[Recorded data]
◆ ◆ ◆ ◆

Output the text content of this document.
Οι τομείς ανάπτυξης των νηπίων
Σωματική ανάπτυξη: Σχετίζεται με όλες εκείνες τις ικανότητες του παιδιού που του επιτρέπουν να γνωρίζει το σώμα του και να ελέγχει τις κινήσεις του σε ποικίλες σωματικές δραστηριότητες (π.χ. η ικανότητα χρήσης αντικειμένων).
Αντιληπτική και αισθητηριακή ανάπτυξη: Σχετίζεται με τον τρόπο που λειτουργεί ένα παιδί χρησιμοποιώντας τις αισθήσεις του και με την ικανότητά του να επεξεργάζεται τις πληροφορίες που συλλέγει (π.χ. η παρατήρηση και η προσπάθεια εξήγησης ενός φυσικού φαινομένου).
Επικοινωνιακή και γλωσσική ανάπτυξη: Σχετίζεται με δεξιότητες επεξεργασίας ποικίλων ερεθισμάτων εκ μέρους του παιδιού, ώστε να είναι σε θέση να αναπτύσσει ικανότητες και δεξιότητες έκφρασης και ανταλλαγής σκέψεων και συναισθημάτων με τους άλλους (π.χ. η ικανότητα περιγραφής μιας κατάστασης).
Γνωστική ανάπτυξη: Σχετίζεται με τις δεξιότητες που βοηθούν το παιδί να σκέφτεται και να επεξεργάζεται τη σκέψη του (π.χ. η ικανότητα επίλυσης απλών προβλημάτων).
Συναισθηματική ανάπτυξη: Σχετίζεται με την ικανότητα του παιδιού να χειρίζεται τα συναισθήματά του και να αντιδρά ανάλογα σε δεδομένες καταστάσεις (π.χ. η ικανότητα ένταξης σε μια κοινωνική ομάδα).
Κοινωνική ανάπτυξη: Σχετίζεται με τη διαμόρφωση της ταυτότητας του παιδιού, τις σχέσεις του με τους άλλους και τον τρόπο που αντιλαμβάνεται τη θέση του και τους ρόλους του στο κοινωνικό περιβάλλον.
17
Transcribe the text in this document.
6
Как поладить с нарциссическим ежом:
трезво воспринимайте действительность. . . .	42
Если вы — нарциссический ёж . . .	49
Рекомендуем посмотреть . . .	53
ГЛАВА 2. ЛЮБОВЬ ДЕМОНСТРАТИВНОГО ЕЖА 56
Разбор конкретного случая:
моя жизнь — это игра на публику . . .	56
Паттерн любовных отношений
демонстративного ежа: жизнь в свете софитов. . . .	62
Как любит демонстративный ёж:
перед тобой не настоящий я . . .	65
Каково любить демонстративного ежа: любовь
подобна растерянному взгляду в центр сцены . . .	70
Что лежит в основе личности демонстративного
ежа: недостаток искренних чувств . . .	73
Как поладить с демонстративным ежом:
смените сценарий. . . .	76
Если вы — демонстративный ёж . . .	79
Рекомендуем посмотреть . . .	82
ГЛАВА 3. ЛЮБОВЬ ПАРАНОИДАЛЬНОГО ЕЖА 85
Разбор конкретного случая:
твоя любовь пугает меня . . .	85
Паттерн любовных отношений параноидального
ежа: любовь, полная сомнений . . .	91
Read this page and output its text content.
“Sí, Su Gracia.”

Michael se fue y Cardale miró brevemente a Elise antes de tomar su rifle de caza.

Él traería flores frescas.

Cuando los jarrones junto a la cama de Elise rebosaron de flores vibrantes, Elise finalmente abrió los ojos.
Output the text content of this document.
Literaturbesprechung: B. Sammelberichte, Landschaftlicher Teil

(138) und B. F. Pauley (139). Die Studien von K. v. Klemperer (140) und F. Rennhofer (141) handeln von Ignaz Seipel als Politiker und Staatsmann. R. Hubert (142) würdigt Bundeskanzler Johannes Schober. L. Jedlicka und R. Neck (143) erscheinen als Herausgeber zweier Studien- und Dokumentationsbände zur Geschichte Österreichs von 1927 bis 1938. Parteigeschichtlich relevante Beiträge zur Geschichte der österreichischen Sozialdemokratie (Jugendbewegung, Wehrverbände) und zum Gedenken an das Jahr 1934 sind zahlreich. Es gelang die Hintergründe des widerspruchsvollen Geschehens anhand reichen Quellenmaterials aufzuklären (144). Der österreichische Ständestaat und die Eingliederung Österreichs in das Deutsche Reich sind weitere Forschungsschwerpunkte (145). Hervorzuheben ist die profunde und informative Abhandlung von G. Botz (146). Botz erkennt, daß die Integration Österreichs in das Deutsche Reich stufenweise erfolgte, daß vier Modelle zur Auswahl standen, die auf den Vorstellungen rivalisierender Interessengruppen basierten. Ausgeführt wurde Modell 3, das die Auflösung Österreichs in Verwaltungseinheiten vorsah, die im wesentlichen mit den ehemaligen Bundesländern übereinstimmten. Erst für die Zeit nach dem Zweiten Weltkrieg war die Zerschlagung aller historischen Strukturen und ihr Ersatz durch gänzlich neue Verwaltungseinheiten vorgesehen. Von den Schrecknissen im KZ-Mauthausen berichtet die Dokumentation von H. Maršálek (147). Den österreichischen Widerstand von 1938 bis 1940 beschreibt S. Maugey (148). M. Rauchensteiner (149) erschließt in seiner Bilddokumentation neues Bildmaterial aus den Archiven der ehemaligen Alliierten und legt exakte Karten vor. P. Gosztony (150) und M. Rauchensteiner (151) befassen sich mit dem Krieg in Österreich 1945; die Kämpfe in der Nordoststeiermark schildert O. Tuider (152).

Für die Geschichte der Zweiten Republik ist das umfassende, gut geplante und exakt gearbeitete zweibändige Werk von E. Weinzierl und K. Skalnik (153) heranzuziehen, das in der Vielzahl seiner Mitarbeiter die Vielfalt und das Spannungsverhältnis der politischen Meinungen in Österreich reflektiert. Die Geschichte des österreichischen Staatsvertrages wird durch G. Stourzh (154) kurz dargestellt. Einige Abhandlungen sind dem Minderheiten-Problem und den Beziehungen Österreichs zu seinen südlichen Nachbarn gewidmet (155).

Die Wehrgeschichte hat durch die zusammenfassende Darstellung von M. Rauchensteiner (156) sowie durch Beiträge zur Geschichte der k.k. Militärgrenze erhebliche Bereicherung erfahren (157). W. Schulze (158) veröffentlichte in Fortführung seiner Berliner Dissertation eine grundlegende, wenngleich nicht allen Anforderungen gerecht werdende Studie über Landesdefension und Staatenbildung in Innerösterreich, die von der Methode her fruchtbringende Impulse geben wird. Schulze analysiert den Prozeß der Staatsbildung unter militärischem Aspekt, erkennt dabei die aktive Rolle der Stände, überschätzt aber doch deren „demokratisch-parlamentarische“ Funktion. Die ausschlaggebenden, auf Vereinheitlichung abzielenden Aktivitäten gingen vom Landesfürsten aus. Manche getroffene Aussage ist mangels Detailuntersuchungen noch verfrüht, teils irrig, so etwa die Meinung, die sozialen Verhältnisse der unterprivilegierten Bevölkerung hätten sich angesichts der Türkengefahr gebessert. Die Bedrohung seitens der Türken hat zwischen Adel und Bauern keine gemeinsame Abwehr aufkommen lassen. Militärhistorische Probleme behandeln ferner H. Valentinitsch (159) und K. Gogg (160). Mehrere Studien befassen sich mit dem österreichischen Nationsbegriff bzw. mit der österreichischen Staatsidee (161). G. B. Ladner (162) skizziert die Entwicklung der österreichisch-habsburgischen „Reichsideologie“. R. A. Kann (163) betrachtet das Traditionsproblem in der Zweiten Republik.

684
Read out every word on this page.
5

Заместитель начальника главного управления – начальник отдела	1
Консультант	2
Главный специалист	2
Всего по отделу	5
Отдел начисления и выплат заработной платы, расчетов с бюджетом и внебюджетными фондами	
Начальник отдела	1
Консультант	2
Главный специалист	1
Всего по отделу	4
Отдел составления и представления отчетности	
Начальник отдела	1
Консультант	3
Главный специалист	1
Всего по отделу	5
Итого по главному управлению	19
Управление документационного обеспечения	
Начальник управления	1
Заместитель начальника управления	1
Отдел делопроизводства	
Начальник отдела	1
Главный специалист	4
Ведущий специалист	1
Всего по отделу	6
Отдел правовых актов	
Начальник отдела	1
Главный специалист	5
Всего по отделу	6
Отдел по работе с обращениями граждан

◆ ◆ ◆ ◆

• _EXERCISE DESCRIPTION_:
Only those lines running from the one containing "Read out every word on this page." through the last line of the data above are to be copied, exactly, with both ends included.

• _SOLUTION TO THE EXERCISE_:
Read out every word on this page.
5

Заместитель начальника главного управления – начальник отдела	1
Консультант	2
Главный специалист	2
Всего по отделу	5
Отдел начисления и выплат заработной платы, расчетов с бюджетом и внебюджетными фондами	
Начальник отдела	1
Консультант	2
Главный специалист	1
Всего по отделу	4
Отдел составления и представления отчетности	
Начальник отдела	1
Консультант	3
Главный специалист	1
Всего по отделу	5
Итого по главному управлению	19
Управление документационного обеспечения	
Начальник управления	1
Заместитель начальника управления	1
Отдел делопроизводства	
Начальник отдела	1
Главный специалист	4
Ведущий специалист	1
Всего по отделу	6
Отдел правовых актов	
Начальник отдела	1
Главный специалист	5
Всего по отделу	6
Отдел по работе с обращениями граждан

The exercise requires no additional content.